» Records that describe figures
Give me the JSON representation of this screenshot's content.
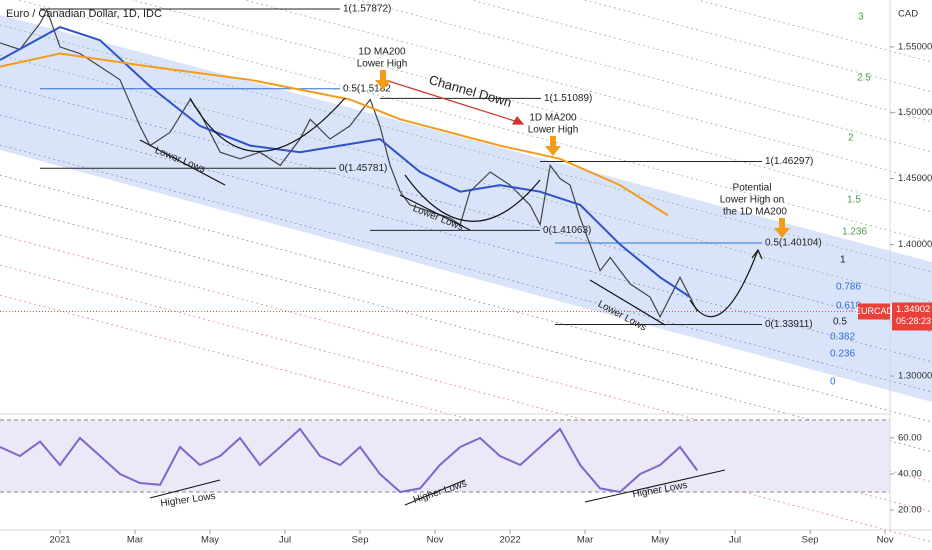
{
  "chart_data": [
    {
      "type": "line",
      "title": "Euro / Canadian Dollar, 1D, IDC",
      "xlim": [
        -1.6,
        22.13
      ],
      "xticks": [
        {
          "value": 0,
          "label": "2021"
        },
        {
          "value": 2,
          "label": "Mar"
        },
        {
          "value": 4,
          "label": "May"
        },
        {
          "value": 6,
          "label": "Jul"
        },
        {
          "value": 8,
          "label": "Sep"
        },
        {
          "value": 10,
          "label": "Nov"
        },
        {
          "value": 12,
          "label": "2022"
        },
        {
          "value": 14,
          "label": "Mar"
        },
        {
          "value": 16,
          "label": "May"
        },
        {
          "value": 18,
          "label": "Jul"
        },
        {
          "value": 20,
          "label": "Sep"
        },
        {
          "value": 22,
          "label": "Nov"
        }
      ],
      "ylim": [
        1.2742,
        1.5856
      ],
      "yticks": [
        {
          "value": 1.55,
          "label": "1.55000"
        },
        {
          "value": 1.5,
          "label": "1.50000"
        },
        {
          "value": 1.45,
          "label": "1.45000"
        },
        {
          "value": 1.4,
          "label": "1.40000"
        },
        {
          "value": 1.3,
          "label": "1.30000"
        }
      ],
      "axis_unit": "CAD",
      "symbol": "EURCAD",
      "last_price": 1.34902,
      "countdown": "05:28:23",
      "series": [
        {
          "color": "#444444",
          "x": [
            -1.6,
            -1.07,
            -0.53,
            -0.35,
            0,
            0.53,
            1.07,
            1.6,
            2.13,
            2.4,
            2.93,
            3.47,
            3.73,
            4.27,
            4.8,
            5.33,
            5.87,
            6.4,
            6.67,
            7.2,
            7.73,
            8.27,
            8.53,
            8.8,
            9.07,
            9.33,
            9.87,
            10.4,
            10.67,
            10.93,
            11.47,
            12,
            12.53,
            12.8,
            13.07,
            13.33,
            13.6,
            13.87,
            14.13,
            14.4,
            14.67,
            15.2,
            15.73,
            16,
            16.53,
            16.8,
            16.99
          ],
          "values": [
            1.553,
            1.548,
            1.568,
            1.578,
            1.55,
            1.545,
            1.535,
            1.525,
            1.49,
            1.475,
            1.485,
            1.51,
            1.5,
            1.47,
            1.465,
            1.47,
            1.46,
            1.48,
            1.495,
            1.48,
            1.49,
            1.51,
            1.49,
            1.46,
            1.44,
            1.43,
            1.425,
            1.42,
            1.415,
            1.44,
            1.455,
            1.445,
            1.43,
            1.415,
            1.46,
            1.45,
            1.445,
            1.42,
            1.4,
            1.38,
            1.39,
            1.37,
            1.36,
            1.345,
            1.375,
            1.36,
            1.349
          ]
        },
        {
          "color": "#2f52c8",
          "x": [
            -1.6,
            0,
            1.07,
            2.4,
            3.73,
            5.07,
            6.4,
            7.47,
            8.53,
            9.6,
            10.67,
            11.73,
            12.8,
            13.87,
            14.93,
            16,
            16.8
          ],
          "values": [
            1.54,
            1.565,
            1.555,
            1.52,
            1.49,
            1.475,
            1.47,
            1.475,
            1.48,
            1.455,
            1.44,
            1.445,
            1.44,
            1.43,
            1.4,
            1.375,
            1.36
          ]
        },
        {
          "color": "#f59b1c",
          "x": [
            -1.6,
            0,
            2.4,
            5.07,
            7.73,
            9.07,
            11.73,
            13.33,
            14.93,
            16.21
          ],
          "values": [
            1.535,
            1.545,
            1.535,
            1.525,
            1.51,
            1.495,
            1.475,
            1.465,
            1.445,
            1.422
          ]
        }
      ],
      "levels": [
        {
          "label": "1(1.57872)",
          "value": 1.57872,
          "color": "#222222"
        },
        {
          "label": "0.5(1.5182",
          "value": 1.5182,
          "color": "#2f6fd8"
        },
        {
          "label": "0(1.45781)",
          "value": 1.45781,
          "color": "#222222"
        },
        {
          "label": "1(1.51089)",
          "value": 1.51089,
          "color": "#222222"
        },
        {
          "label": "1(1.46297)",
          "value": 1.46297,
          "color": "#222222"
        },
        {
          "label": "0(1.41063)",
          "value": 1.41063,
          "color": "#222222"
        },
        {
          "label": "0.5(1.40104)",
          "value": 1.40104,
          "color": "#2f6fd8"
        },
        {
          "label": "0(1.33911)",
          "value": 1.33911,
          "color": "#222222"
        }
      ],
      "channel_levels": [
        "3",
        "2.5",
        "2",
        "1.5",
        "1.236",
        "1",
        "0.786",
        "0.618",
        "0.5",
        "0.382",
        "0.236",
        "0"
      ],
      "annotations": [
        "1D MA200",
        "Lower High",
        "Channel Down",
        "1D MA200",
        "Lower High",
        "Lower Lows",
        "Lower Lows",
        "Lower Lows",
        "Potential",
        "Lower High on",
        "the 1D MA200"
      ]
    },
    {
      "type": "line",
      "ylim": [
        11.7,
        70
      ],
      "yticks": [
        {
          "value": 60,
          "label": "60.00"
        },
        {
          "value": 40,
          "label": "40.00"
        },
        {
          "value": 20,
          "label": "20.00"
        }
      ],
      "levels": [
        30,
        70
      ],
      "series": [
        {
          "color": "#7b68c8",
          "x": [
            -1.6,
            -1.07,
            -0.53,
            0,
            0.53,
            1.07,
            1.6,
            2.13,
            2.67,
            3.2,
            3.73,
            4.27,
            4.8,
            5.33,
            5.87,
            6.4,
            6.93,
            7.47,
            8,
            8.53,
            9.07,
            9.6,
            10.13,
            10.67,
            11.2,
            11.73,
            12.27,
            12.8,
            13.33,
            13.87,
            14.4,
            14.93,
            15.47,
            16,
            16.53,
            16.99
          ],
          "values": [
            55,
            50,
            58,
            45,
            60,
            50,
            40,
            35,
            34,
            55,
            45,
            50,
            60,
            45,
            55,
            65,
            50,
            45,
            55,
            40,
            30,
            32,
            45,
            55,
            60,
            50,
            45,
            55,
            65,
            45,
            32,
            30,
            40,
            45,
            55,
            42
          ]
        }
      ],
      "annotations": [
        "Higher Lows",
        "Higher Lows",
        "Higher Lows"
      ]
    }
  ]
}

» Work to complete
Every line of the data above should be quoted exactly. Omit the pictures.

» Response to the task
Give me the JSON representation of this screenshot's content.
{
  "chart_data": [
    {
      "type": "line",
      "title": "Euro / Canadian Dollar, 1D, IDC",
      "xlim": [
        -1.6,
        22.13
      ],
      "xticks": [
        {
          "value": 0,
          "label": "2021"
        },
        {
          "value": 2,
          "label": "Mar"
        },
        {
          "value": 4,
          "label": "May"
        },
        {
          "value": 6,
          "label": "Jul"
        },
        {
          "value": 8,
          "label": "Sep"
        },
        {
          "value": 10,
          "label": "Nov"
        },
        {
          "value": 12,
          "label": "2022"
        },
        {
          "value": 14,
          "label": "Mar"
        },
        {
          "value": 16,
          "label": "May"
        },
        {
          "value": 18,
          "label": "Jul"
        },
        {
          "value": 20,
          "label": "Sep"
        },
        {
          "value": 22,
          "label": "Nov"
        }
      ],
      "ylim": [
        1.2742,
        1.5856
      ],
      "yticks": [
        {
          "value": 1.55,
          "label": "1.55000"
        },
        {
          "value": 1.5,
          "label": "1.50000"
        },
        {
          "value": 1.45,
          "label": "1.45000"
        },
        {
          "value": 1.4,
          "label": "1.40000"
        },
        {
          "value": 1.3,
          "label": "1.30000"
        }
      ],
      "axis_unit": "CAD",
      "symbol": "EURCAD",
      "last_price": 1.34902,
      "countdown": "05:28:23",
      "series": [
        {
          "color": "#444444",
          "x": [
            -1.6,
            -1.07,
            -0.53,
            -0.35,
            0,
            0.53,
            1.07,
            1.6,
            2.13,
            2.4,
            2.93,
            3.47,
            3.73,
            4.27,
            4.8,
            5.33,
            5.87,
            6.4,
            6.67,
            7.2,
            7.73,
            8.27,
            8.53,
            8.8,
            9.07,
            9.33,
            9.87,
            10.4,
            10.67,
            10.93,
            11.47,
            12,
            12.53,
            12.8,
            13.07,
            13.33,
            13.6,
            13.87,
            14.13,
            14.4,
            14.67,
            15.2,
            15.73,
            16,
            16.53,
            16.8,
            16.99
          ],
          "values": [
            1.553,
            1.548,
            1.568,
            1.578,
            1.55,
            1.545,
            1.535,
            1.525,
            1.49,
            1.475,
            1.485,
            1.51,
            1.5,
            1.47,
            1.465,
            1.47,
            1.46,
            1.48,
            1.495,
            1.48,
            1.49,
            1.51,
            1.49,
            1.46,
            1.44,
            1.43,
            1.425,
            1.42,
            1.415,
            1.44,
            1.455,
            1.445,
            1.43,
            1.415,
            1.46,
            1.45,
            1.445,
            1.42,
            1.4,
            1.38,
            1.39,
            1.37,
            1.36,
            1.345,
            1.375,
            1.36,
            1.349
          ]
        },
        {
          "color": "#2f52c8",
          "x": [
            -1.6,
            0,
            1.07,
            2.4,
            3.73,
            5.07,
            6.4,
            7.47,
            8.53,
            9.6,
            10.67,
            11.73,
            12.8,
            13.87,
            14.93,
            16,
            16.8
          ],
          "values": [
            1.54,
            1.565,
            1.555,
            1.52,
            1.49,
            1.475,
            1.47,
            1.475,
            1.48,
            1.455,
            1.44,
            1.445,
            1.44,
            1.43,
            1.4,
            1.375,
            1.36
          ]
        },
        {
          "color": "#f59b1c",
          "x": [
            -1.6,
            0,
            2.4,
            5.07,
            7.73,
            9.07,
            11.73,
            13.33,
            14.93,
            16.21
          ],
          "values": [
            1.535,
            1.545,
            1.535,
            1.525,
            1.51,
            1.495,
            1.475,
            1.465,
            1.445,
            1.422
          ]
        }
      ],
      "levels": [
        {
          "label": "1(1.57872)",
          "value": 1.57872,
          "color": "#222222"
        },
        {
          "label": "0.5(1.5182",
          "value": 1.5182,
          "color": "#2f6fd8"
        },
        {
          "label": "0(1.45781)",
          "value": 1.45781,
          "color": "#222222"
        },
        {
          "label": "1(1.51089)",
          "value": 1.51089,
          "color": "#222222"
        },
        {
          "label": "1(1.46297)",
          "value": 1.46297,
          "color": "#222222"
        },
        {
          "label": "0(1.41063)",
          "value": 1.41063,
          "color": "#222222"
        },
        {
          "label": "0.5(1.40104)",
          "value": 1.40104,
          "color": "#2f6fd8"
        },
        {
          "label": "0(1.33911)",
          "value": 1.33911,
          "color": "#222222"
        }
      ],
      "channel_levels": [
        "3",
        "2.5",
        "2",
        "1.5",
        "1.236",
        "1",
        "0.786",
        "0.618",
        "0.5",
        "0.382",
        "0.236",
        "0"
      ],
      "annotations": [
        "1D MA200",
        "Lower High",
        "Channel Down",
        "1D MA200",
        "Lower High",
        "Lower Lows",
        "Lower Lows",
        "Lower Lows",
        "Potential",
        "Lower High on",
        "the 1D MA200"
      ]
    },
    {
      "type": "line",
      "ylim": [
        11.7,
        70
      ],
      "yticks": [
        {
          "value": 60,
          "label": "60.00"
        },
        {
          "value": 40,
          "label": "40.00"
        },
        {
          "value": 20,
          "label": "20.00"
        }
      ],
      "levels": [
        30,
        70
      ],
      "series": [
        {
          "color": "#7b68c8",
          "x": [
            -1.6,
            -1.07,
            -0.53,
            0,
            0.53,
            1.07,
            1.6,
            2.13,
            2.67,
            3.2,
            3.73,
            4.27,
            4.8,
            5.33,
            5.87,
            6.4,
            6.93,
            7.47,
            8,
            8.53,
            9.07,
            9.6,
            10.13,
            10.67,
            11.2,
            11.73,
            12.27,
            12.8,
            13.33,
            13.87,
            14.4,
            14.93,
            15.47,
            16,
            16.53,
            16.99
          ],
          "values": [
            55,
            50,
            58,
            45,
            60,
            50,
            40,
            35,
            34,
            55,
            45,
            50,
            60,
            45,
            55,
            65,
            50,
            45,
            55,
            40,
            30,
            32,
            45,
            55,
            60,
            50,
            45,
            55,
            65,
            45,
            32,
            30,
            40,
            45,
            55,
            42
          ]
        }
      ],
      "annotations": [
        "Higher Lows",
        "Higher Lows",
        "Higher Lows"
      ]
    }
  ]
}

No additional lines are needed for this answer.